§ The input:

==*==

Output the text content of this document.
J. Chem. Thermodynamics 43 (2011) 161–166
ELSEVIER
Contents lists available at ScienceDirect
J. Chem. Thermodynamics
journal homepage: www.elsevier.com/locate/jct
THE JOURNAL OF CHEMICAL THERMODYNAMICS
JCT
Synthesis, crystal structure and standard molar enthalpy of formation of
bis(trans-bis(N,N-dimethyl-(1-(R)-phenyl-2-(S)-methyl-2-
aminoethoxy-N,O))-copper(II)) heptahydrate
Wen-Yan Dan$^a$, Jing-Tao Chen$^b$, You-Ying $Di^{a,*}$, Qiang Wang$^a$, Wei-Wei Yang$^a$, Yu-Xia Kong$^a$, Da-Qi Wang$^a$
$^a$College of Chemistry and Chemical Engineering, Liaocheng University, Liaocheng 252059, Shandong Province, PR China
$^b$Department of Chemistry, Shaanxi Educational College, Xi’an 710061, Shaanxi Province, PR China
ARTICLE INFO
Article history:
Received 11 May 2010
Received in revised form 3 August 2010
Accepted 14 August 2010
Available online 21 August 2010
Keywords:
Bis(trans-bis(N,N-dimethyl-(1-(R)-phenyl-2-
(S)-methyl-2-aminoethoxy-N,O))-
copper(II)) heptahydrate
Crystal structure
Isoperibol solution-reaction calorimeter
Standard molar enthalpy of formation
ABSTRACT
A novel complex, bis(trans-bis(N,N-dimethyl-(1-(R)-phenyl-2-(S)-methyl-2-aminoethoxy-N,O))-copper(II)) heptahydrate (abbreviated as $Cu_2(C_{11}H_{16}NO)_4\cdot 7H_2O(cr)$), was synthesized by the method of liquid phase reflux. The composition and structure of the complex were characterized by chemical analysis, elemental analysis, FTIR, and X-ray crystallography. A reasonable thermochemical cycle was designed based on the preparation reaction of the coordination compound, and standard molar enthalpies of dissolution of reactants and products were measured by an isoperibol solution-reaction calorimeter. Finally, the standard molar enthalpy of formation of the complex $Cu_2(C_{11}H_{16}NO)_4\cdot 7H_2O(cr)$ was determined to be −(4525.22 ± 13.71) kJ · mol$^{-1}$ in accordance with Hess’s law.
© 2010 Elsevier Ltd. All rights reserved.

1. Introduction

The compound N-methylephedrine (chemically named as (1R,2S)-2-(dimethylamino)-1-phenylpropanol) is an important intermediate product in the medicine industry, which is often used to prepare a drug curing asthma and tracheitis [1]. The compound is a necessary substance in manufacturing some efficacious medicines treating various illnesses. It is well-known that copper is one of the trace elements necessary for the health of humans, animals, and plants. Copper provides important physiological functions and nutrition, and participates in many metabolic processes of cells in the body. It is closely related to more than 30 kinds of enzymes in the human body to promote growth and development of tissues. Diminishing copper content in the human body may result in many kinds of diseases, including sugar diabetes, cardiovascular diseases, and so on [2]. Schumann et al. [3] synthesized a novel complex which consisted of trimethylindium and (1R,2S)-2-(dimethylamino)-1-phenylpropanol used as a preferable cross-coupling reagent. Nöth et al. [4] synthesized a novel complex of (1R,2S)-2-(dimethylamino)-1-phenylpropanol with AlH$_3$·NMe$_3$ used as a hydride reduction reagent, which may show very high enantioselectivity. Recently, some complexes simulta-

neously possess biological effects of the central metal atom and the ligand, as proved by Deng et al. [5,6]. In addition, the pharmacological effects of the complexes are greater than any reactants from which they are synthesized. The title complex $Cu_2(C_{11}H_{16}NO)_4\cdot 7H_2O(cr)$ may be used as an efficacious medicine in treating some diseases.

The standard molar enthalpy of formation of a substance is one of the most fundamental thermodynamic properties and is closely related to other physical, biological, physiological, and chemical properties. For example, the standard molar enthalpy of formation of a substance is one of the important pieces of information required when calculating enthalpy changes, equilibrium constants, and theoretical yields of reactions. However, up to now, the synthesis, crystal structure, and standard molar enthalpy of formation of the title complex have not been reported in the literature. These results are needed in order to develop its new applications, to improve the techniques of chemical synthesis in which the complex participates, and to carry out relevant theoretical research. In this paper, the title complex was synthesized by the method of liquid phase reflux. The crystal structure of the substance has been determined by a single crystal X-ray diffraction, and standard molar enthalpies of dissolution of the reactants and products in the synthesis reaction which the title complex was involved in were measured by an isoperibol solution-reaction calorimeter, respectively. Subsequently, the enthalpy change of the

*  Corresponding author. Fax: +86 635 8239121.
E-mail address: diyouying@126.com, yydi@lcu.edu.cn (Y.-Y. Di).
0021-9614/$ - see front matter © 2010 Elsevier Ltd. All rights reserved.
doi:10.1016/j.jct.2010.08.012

==*==

§ Exercise description: Type out the entries again, word for word.

§ Output:
Output the text content of this document.
J. Chem. Thermodynamics 43 (2011) 161–166
ELSEVIER
Contents lists available at ScienceDirect
J. Chem. Thermodynamics
journal homepage: www.elsevier.com/locate/jct
THE JOURNAL OF CHEMICAL THERMODYNAMICS
JCT
Synthesis, crystal structure and standard molar enthalpy of formation of
bis(trans-bis(N,N-dimethyl-(1-(R)-phenyl-2-(S)-methyl-2-
aminoethoxy-N,O))-copper(II)) heptahydrate
Wen-Yan Dan$^a$, Jing-Tao Chen$^b$, You-Ying $Di^{a,*}$, Qiang Wang$^a$, Wei-Wei Yang$^a$, Yu-Xia Kong$^a$, Da-Qi Wang$^a$
$^a$College of Chemistry and Chemical Engineering, Liaocheng University, Liaocheng 252059, Shandong Province, PR China
$^b$Department of Chemistry, Shaanxi Educational College, Xi’an 710061, Shaanxi Province, PR China
ARTICLE INFO
Article history:
Received 11 May 2010
Received in revised form 3 August 2010
Accepted 14 August 2010
Available online 21 August 2010
Keywords:
Bis(trans-bis(N,N-dimethyl-(1-(R)-phenyl-2-
(S)-methyl-2-aminoethoxy-N,O))-
copper(II)) heptahydrate
Crystal structure
Isoperibol solution-reaction calorimeter
Standard molar enthalpy of formation
ABSTRACT
A novel complex, bis(trans-bis(N,N-dimethyl-(1-(R)-phenyl-2-(S)-methyl-2-aminoethoxy-N,O))-copper(II)) heptahydrate (abbreviated as $Cu_2(C_{11}H_{16}NO)_4\cdot 7H_2O(cr)$), was synthesized by the method of liquid phase reflux. The composition and structure of the complex were characterized by chemical analysis, elemental analysis, FTIR, and X-ray crystallography. A reasonable thermochemical cycle was designed based on the preparation reaction of the coordination compound, and standard molar enthalpies of dissolution of reactants and products were measured by an isoperibol solution-reaction calorimeter. Finally, the standard molar enthalpy of formation of the complex $Cu_2(C_{11}H_{16}NO)_4\cdot 7H_2O(cr)$ was determined to be −(4525.22 ± 13.71) kJ · mol$^{-1}$ in accordance with Hess’s law.
© 2010 Elsevier Ltd. All rights reserved.

1. Introduction

The compound N-methylephedrine (chemically named as (1R,2S)-2-(dimethylamino)-1-phenylpropanol) is an important intermediate product in the medicine industry, which is often used to prepare a drug curing asthma and tracheitis [1]. The compound is a necessary substance in manufacturing some efficacious medicines treating various illnesses. It is well-known that copper is one of the trace elements necessary for the health of humans, animals, and plants. Copper provides important physiological functions and nutrition, and participates in many metabolic processes of cells in the body. It is closely related to more than 30 kinds of enzymes in the human body to promote growth and development of tissues. Diminishing copper content in the human body may result in many kinds of diseases, including sugar diabetes, cardiovascular diseases, and so on [2]. Schumann et al. [3] synthesized a novel complex which consisted of trimethylindium and (1R,2S)-2-(dimethylamino)-1-phenylpropanol used as a preferable cross-coupling reagent. Nöth et al. [4] synthesized a novel complex of (1R,2S)-2-(dimethylamino)-1-phenylpropanol with AlH$_3$·NMe$_3$ used as a hydride reduction reagent, which may show very high enantioselectivity. Recently, some complexes simulta-

neously possess biological effects of the central metal atom and the ligand, as proved by Deng et al. [5,6]. In addition, the pharmacological effects of the complexes are greater than any reactants from which they are synthesized. The title complex $Cu_2(C_{11}H_{16}NO)_4\cdot 7H_2O(cr)$ may be used as an efficacious medicine in treating some diseases.

The standard molar enthalpy of formation of a substance is one of the most fundamental thermodynamic properties and is closely related to other physical, biological, physiological, and chemical properties. For example, the standard molar enthalpy of formation of a substance is one of the important pieces of information required when calculating enthalpy changes, equilibrium constants, and theoretical yields of reactions. However, up to now, the synthesis, crystal structure, and standard molar enthalpy of formation of the title complex have not been reported in the literature. These results are needed in order to develop its new applications, to improve the techniques of chemical synthesis in which the complex participates, and to carry out relevant theoretical research. In this paper, the title complex was synthesized by the method of liquid phase reflux. The crystal structure of the substance has been determined by a single crystal X-ray diffraction, and standard molar enthalpies of dissolution of the reactants and products in the synthesis reaction which the title complex was involved in were measured by an isoperibol solution-reaction calorimeter, respectively. Subsequently, the enthalpy change of the

*  Corresponding author. Fax: +86 635 8239121.
E-mail address: diyouying@126.com, yydi@lcu.edu.cn (Y.-Y. Di).
0021-9614/$ - see front matter © 2010 Elsevier Ltd. All rights reserved.
doi:10.1016/j.jct.2010.08.012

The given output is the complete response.